#### LESETEXT:
Vor 20 Jahren im Falter Wie wir wurden, was wir waren

Go, go, Goliath

Falter & Meinung | AT | aus FALTER 16/16 vom 20.04.2016

"Ließ sich die Regierung vom Mediaprint-Chef erweichen?", lautete die rhetorische Frage auf dem Falter-Cover. Natürlich ließ sie sich, und das Parlament gleich dazu. "Was andere Medien nur recherchieren durften, im Falter können Sie es auch lesen", versprachen Martin Staudinger und Bernhard Odehnal, und sie hielten Wort. Hans Dichand wollte ein Sondergesetz, das Zeitungskolporteure von der allgemeinen Werkvertragsregelung ausnahm, und er bekam es. "Ob wir einmal mehr oder weniger als ein Büttel der Krokuwaz dastehen, trifft uns auch nicht mehr", sagte dazu ein SPÖ-Mitarbeiter.

#### DATENAUSZÜGE:

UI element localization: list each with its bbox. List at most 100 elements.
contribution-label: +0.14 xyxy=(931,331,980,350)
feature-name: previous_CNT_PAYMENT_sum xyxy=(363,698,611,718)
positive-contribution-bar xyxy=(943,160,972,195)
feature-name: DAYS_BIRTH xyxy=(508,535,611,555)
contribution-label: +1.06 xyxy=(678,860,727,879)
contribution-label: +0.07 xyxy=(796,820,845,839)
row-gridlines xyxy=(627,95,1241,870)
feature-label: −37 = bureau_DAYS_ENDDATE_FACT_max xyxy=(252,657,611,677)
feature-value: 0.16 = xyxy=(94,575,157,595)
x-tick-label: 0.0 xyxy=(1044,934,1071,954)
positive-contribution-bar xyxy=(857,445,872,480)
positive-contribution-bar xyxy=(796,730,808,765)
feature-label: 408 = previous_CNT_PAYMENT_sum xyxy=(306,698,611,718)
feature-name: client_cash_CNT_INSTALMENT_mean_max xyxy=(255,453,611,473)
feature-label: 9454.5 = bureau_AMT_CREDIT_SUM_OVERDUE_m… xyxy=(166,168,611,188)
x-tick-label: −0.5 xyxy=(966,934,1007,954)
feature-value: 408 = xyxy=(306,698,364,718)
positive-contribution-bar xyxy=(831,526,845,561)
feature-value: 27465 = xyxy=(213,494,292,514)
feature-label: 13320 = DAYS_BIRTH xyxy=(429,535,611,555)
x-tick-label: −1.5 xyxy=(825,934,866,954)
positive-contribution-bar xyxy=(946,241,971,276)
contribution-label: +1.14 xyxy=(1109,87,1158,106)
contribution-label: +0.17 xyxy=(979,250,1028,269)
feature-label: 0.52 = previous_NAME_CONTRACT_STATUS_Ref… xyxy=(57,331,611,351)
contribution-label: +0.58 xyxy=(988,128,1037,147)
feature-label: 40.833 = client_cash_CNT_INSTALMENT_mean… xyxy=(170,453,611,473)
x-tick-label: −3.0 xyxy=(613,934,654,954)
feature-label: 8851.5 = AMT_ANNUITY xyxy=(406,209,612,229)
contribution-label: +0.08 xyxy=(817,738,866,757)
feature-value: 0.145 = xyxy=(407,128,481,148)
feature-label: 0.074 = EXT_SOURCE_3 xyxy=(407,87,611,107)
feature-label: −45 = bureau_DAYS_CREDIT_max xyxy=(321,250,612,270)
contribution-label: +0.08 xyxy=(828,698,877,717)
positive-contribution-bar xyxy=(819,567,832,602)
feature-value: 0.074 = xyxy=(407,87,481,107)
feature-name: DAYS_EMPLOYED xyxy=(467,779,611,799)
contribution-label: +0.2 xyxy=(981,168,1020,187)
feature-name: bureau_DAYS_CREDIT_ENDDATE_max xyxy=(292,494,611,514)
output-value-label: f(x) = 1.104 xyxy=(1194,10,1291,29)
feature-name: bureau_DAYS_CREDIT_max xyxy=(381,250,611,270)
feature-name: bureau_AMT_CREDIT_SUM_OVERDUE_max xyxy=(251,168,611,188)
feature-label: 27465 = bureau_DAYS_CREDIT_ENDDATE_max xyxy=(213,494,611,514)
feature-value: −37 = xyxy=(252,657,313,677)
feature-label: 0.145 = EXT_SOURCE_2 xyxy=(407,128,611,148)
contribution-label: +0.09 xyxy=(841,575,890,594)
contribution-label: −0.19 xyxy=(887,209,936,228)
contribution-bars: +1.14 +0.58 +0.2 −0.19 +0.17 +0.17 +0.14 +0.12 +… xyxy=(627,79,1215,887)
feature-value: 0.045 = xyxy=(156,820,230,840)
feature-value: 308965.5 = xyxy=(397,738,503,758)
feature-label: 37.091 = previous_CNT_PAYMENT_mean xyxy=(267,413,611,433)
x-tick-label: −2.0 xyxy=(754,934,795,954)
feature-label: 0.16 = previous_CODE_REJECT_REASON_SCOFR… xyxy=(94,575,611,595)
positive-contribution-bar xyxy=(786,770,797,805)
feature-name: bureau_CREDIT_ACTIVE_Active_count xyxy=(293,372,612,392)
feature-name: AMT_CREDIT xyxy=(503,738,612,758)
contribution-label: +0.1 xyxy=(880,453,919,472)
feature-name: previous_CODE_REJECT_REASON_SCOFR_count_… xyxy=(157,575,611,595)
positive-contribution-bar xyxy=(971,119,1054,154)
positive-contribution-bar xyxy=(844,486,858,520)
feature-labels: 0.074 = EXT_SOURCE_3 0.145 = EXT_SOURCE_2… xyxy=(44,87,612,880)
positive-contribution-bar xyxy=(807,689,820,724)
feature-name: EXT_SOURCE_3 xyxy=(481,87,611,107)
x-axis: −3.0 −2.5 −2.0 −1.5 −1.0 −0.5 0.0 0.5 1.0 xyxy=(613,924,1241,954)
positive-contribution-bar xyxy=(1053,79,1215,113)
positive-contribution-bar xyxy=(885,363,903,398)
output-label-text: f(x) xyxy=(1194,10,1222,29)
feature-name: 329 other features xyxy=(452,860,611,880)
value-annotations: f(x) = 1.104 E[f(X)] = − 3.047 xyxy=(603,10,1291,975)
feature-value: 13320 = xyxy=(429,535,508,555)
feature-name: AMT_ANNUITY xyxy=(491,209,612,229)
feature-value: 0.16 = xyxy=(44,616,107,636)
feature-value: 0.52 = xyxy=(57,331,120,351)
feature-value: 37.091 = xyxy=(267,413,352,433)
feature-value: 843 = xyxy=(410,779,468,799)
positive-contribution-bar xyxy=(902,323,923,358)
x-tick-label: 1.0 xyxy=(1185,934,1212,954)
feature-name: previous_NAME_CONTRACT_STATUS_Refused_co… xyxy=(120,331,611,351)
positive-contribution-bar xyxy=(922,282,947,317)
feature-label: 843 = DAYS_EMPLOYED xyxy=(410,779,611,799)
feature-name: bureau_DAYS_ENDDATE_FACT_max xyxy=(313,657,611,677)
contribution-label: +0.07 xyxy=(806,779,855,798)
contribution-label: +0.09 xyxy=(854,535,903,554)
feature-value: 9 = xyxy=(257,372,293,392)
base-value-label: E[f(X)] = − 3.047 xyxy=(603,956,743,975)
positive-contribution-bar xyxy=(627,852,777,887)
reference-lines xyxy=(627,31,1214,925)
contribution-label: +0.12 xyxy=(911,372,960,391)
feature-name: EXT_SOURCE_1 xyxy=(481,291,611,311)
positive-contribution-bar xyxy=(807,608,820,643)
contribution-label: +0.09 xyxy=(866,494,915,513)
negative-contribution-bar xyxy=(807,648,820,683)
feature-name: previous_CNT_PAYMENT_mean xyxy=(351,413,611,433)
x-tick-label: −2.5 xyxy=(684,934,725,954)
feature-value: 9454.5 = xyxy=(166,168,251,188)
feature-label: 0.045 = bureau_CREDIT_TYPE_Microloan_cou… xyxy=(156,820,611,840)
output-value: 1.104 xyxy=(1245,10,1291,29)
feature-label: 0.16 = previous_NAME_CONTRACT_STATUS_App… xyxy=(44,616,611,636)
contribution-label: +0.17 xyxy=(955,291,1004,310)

#### ARBEITSAUFTRAG:
Ändere im Lesetext den Abschnitt, der bei „Vor 20 Jahren“ einsetzt und nach „dazu ein SPÖ-Mitarbeiter.“ endet, indem du „Sondergesetz“ durch „Ausnahmegesetz“ ersetzt. Gib den so geänderten Abschnitt vollständig wieder. Maßgeblich ist allein der Lesetext.

#### SCHRIFTLICHE ANTWORT:
Vor 20 Jahren im Falter Wie wir wurden, was wir waren

Go, go, Goliath

Falter & Meinung | AT | aus FALTER 16/16 vom 20.04.2016

"Ließ sich die Regierung vom Mediaprint-Chef erweichen?", lautete die rhetorische Frage auf dem Falter-Cover. Natürlich ließ sie sich, und das Parlament gleich dazu. "Was andere Medien nur recherchieren durften, im Falter können Sie es auch lesen", versprachen Martin Staudinger und Bernhard Odehnal, und sie hielten Wort. Hans Dichand wollte ein Ausnahmegesetz, das Zeitungskolporteure von der allgemeinen Werkvertragsregelung ausnahm, und er bekam es. "Ob wir einmal mehr oder weniger als ein Büttel der Krokuwaz dastehen, trifft uns auch nicht mehr", sagte dazu ein SPÖ-Mitarbeiter.